◆ PASSAGE SHOWN:
----

Agreed, this sounds like a good direction to go, and would also fill the role 
of 'guest agents(VMware tools, etc) as this would handle the standard use cases.

+1

I hope more people get in on this discussion.

Sent from my iPhone

On Dec 15, 2012, at 12:55 PM, John Kinsella <j...@stratosec.co> wrote:

> Good point, there…maybe what we need here is to beef up the password server 
> idea to provide a standardized conduit to get info down to a VM. Similar to 
> EC2's user-data. 
> 
> Data I could see this framework providing:
> * System passwords
> * Additional IPs (so need to be able to return data sets, JSON-style maybe?)
> * Encryption keys
> * Metadata about the VM ("webserver," "database," "high-availability," 
> "master")
> * What else?

----

◆ SHORT TASK 1: Render this sentence from the mailing-list message in Spanish: "I hope more people get in on this discussion."
◆ SHORT TASK 2: Report each line of the listing that contains the string "copper", matching case exactly.
The mailing-list message above and the listing that comes next are unrelated material.

[Stored entries]
----

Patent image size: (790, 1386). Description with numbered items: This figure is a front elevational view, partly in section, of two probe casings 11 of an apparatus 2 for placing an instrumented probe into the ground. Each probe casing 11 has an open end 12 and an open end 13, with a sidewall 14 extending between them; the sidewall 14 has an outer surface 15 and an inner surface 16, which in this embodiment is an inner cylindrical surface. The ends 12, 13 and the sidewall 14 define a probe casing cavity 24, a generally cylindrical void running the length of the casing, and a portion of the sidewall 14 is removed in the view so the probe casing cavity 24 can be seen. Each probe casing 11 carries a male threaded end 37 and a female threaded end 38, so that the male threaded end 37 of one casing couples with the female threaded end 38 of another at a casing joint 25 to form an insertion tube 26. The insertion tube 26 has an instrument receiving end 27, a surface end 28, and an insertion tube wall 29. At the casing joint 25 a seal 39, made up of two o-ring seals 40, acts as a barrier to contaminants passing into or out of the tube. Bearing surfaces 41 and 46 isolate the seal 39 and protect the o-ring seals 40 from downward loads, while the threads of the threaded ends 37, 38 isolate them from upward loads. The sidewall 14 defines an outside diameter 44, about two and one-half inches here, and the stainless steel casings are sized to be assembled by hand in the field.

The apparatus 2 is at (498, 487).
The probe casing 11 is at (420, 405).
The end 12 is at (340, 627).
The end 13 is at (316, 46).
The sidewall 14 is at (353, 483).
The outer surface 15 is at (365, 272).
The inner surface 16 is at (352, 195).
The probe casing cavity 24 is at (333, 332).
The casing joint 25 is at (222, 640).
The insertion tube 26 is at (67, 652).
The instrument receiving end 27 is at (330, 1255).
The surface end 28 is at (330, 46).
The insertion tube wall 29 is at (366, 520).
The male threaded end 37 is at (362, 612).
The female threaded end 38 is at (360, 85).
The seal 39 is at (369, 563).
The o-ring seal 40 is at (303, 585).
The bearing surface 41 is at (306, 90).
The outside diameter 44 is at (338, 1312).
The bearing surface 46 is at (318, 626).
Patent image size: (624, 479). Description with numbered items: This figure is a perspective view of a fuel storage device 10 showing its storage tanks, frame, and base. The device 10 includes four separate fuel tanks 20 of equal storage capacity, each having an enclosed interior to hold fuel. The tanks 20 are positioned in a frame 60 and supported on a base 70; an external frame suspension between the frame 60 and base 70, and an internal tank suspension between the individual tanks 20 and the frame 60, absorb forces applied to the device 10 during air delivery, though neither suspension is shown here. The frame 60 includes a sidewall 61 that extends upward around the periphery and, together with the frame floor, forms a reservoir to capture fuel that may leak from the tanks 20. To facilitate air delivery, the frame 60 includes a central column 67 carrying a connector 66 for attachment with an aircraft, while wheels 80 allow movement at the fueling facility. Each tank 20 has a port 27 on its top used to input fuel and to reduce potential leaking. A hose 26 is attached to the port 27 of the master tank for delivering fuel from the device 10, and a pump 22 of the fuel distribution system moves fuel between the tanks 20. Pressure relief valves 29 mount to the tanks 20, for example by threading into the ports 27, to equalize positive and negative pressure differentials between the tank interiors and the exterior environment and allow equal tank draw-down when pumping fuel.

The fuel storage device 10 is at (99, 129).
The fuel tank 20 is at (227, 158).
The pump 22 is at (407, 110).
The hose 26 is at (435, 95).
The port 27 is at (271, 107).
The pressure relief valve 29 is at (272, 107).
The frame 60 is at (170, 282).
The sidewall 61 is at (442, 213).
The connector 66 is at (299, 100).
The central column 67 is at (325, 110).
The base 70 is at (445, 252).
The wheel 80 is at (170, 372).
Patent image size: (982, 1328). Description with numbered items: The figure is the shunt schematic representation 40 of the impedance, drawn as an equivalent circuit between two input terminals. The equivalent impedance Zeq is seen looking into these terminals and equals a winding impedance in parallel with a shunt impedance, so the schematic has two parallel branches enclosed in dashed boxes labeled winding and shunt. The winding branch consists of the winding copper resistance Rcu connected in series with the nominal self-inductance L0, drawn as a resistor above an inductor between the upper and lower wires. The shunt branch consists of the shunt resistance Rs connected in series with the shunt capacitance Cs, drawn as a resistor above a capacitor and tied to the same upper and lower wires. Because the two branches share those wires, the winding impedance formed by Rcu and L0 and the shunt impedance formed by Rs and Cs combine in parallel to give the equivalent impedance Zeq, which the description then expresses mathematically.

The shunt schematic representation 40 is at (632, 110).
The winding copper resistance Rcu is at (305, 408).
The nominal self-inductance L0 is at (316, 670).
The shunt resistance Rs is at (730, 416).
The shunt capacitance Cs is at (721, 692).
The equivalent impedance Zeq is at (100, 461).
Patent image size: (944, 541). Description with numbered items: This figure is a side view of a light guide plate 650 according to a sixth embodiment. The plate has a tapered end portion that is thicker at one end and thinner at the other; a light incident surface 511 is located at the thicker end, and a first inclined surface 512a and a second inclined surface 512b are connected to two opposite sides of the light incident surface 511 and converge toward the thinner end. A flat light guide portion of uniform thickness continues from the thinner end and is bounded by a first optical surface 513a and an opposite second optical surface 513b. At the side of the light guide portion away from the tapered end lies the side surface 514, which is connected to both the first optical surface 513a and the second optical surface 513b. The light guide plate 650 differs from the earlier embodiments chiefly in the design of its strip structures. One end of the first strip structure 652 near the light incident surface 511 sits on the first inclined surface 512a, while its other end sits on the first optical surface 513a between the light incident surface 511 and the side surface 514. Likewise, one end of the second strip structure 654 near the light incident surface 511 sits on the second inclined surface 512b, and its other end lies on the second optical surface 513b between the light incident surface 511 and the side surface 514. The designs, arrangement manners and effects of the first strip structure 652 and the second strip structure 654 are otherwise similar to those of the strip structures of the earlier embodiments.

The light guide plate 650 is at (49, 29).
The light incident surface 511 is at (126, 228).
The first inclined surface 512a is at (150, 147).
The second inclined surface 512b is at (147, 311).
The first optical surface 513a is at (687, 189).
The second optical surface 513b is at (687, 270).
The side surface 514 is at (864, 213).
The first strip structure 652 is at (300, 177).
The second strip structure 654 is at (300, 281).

----

◆ FINAL ANSWER 1: Espero que más personas se sumen a esta discusión.

◆ FINAL ANSWER 2:
Patent image size: (982, 1328). Description with numbered items: The figure is the shunt schematic representation 40 of the impedance, drawn as an equivalent circuit between two input terminals. The equivalent impedance Zeq is seen looking into these terminals and equals a winding impedance in parallel with a shunt impedance, so the schematic has two parallel branches enclosed in dashed boxes labeled winding and shunt. The winding branch consists of the winding copper resistance Rcu connected in series with the nominal self-inductance L0, drawn as a resistor above an inductor between the upper and lower wires. The shunt branch consists of the shunt resistance Rs connected in series with the shunt capacitance Cs, drawn as a resistor above a capacitor and tied to the same upper and lower wires. Because the two branches share those wires, the winding impedance formed by Rcu and L0 and the shunt impedance formed by Rs and Cs combine in parallel to give the equivalent impedance Zeq, which the description then expresses mathematically.
The winding copper resistance Rcu is at (305, 408).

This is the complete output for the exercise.